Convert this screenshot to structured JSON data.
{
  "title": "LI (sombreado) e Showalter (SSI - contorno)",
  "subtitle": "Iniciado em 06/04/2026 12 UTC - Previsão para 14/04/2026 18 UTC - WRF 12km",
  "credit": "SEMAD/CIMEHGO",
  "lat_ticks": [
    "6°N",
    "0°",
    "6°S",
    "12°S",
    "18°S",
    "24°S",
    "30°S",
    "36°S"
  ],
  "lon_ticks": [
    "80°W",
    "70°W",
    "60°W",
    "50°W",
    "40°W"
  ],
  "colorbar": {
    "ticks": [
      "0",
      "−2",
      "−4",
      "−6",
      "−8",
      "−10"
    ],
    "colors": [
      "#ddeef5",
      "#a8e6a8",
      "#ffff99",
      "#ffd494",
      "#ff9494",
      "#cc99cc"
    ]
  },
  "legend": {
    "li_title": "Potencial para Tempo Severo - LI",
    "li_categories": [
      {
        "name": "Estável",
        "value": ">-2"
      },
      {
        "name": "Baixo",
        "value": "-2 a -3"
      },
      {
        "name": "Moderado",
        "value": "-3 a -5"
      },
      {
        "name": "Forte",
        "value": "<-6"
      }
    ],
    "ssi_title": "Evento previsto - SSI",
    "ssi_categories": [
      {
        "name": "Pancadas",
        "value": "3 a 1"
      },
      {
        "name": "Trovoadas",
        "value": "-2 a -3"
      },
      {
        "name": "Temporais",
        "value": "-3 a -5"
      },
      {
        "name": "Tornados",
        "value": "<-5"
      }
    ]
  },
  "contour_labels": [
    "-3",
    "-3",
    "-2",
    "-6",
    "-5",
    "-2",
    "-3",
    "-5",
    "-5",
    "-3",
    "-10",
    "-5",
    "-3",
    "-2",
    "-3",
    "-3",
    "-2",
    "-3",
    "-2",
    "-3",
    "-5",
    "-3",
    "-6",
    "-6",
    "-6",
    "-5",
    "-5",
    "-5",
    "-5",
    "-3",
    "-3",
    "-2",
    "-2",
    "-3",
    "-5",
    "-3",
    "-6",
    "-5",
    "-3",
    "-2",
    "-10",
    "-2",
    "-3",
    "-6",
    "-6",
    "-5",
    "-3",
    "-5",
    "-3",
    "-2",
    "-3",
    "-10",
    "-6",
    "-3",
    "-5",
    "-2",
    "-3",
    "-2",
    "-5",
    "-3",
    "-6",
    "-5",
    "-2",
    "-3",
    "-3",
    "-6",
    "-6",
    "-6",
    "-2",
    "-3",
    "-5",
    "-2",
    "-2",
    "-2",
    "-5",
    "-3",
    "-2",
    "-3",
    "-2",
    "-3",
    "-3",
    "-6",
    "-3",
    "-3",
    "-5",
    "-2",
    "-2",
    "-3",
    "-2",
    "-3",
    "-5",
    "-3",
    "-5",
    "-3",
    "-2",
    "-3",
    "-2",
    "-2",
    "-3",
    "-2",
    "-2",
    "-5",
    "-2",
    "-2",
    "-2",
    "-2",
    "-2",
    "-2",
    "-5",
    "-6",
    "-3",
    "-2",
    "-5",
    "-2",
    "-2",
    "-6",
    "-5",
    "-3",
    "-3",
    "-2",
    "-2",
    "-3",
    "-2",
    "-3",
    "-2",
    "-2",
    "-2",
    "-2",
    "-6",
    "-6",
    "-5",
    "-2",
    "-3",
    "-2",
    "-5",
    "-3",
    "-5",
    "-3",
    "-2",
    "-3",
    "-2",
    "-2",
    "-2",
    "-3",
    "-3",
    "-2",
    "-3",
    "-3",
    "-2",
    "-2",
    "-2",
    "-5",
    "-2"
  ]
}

= = =

**WORK TO COMPLETE:**
Quote the data above in full, changing nothing.

**OUTPUT OF THE TASK:**
Convert this screenshot to structured JSON data.
{
  "title": "LI (sombreado) e Showalter (SSI - contorno)",
  "subtitle": "Iniciado em 06/04/2026 12 UTC - Previsão para 14/04/2026 18 UTC - WRF 12km",
  "credit": "SEMAD/CIMEHGO",
  "lat_ticks": [
    "6°N",
    "0°",
    "6°S",
    "12°S",
    "18°S",
    "24°S",
    "30°S",
    "36°S"
  ],
  "lon_ticks": [
    "80°W",
    "70°W",
    "60°W",
    "50°W",
    "40°W"
  ],
  "colorbar": {
    "ticks": [
      "0",
      "−2",
      "−4",
      "−6",
      "−8",
      "−10"
    ],
    "colors": [
      "#ddeef5",
      "#a8e6a8",
      "#ffff99",
      "#ffd494",
      "#ff9494",
      "#cc99cc"
    ]
  },
  "legend": {
    "li_title": "Potencial para Tempo Severo - LI",
    "li_categories": [
      {
        "name": "Estável",
        "value": ">-2"
      },
      {
        "name": "Baixo",
        "value": "-2 a -3"
      },
      {
        "name": "Moderado",
        "value": "-3 a -5"
      },
      {
        "name": "Forte",
        "value": "<-6"
      }
    ],
    "ssi_title": "Evento previsto - SSI",
    "ssi_categories": [
      {
        "name": "Pancadas",
        "value": "3 a 1"
      },
      {
        "name": "Trovoadas",
        "value": "-2 a -3"
      },
      {
        "name": "Temporais",
        "value": "-3 a -5"
      },
      {
        "name": "Tornados",
        "value": "<-5"
      }
    ]
  },
  "contour_labels": [
    "-3",
    "-3",
    "-2",
    "-6",
    "-5",
    "-2",
    "-3",
    "-5",
    "-5",
    "-3",
    "-10",
    "-5",
    "-3",
    "-2",
    "-3",
    "-3",
    "-2",
    "-3",
    "-2",
    "-3",
    "-5",
    "-3",
    "-6",
    "-6",
    "-6",
    "-5",
    "-5",
    "-5",
    "-5",
    "-3",
    "-3",
    "-2",
    "-2",
    "-3",
    "-5",
    "-3",
    "-6",
    "-5",
    "-3",
    "-2",
    "-10",
    "-2",
    "-3",
    "-6",
    "-6",
    "-5",
    "-3",
    "-5",
    "-3",
    "-2",
    "-3",
    "-10",
    "-6",
    "-3",
    "-5",
    "-2",
    "-3",
    "-2",
    "-5",
    "-3",
    "-6",
    "-5",
    "-2",
    "-3",
    "-3",
    "-6",
    "-6",
    "-6",
    "-2",
    "-3",
    "-5",
    "-2",
    "-2",
    "-2",
    "-5",
    "-3",
    "-2",
    "-3",
    "-2",
    "-3",
    "-3",
    "-6",
    "-3",
    "-3",
    "-5",
    "-2",
    "-2",
    "-3",
    "-2",
    "-3",
    "-5",
    "-3",
    "-5",
    "-3",
    "-2",
    "-3",
    "-2",
    "-2",
    "-3",
    "-2",
    "-2",
    "-5",
    "-2",
    "-2",
    "-2",
    "-2",
    "-2",
    "-2",
    "-5",
    "-6",
    "-3",
    "-2",
    "-5",
    "-2",
    "-2",
    "-6",
    "-5",
    "-3",
    "-3",
    "-2",
    "-2",
    "-3",
    "-2",
    "-3",
    "-2",
    "-2",
    "-2",
    "-2",
    "-6",
    "-6",
    "-5",
    "-2",
    "-3",
    "-2",
    "-5",
    "-3",
    "-5",
    "-3",
    "-2",
    "-3",
    "-2",
    "-2",
    "-2",
    "-3",
    "-3",
    "-2",
    "-3",
    "-3",
    "-2",
    "-2",
    "-2",
    "-5",
    "-2"
  ]
}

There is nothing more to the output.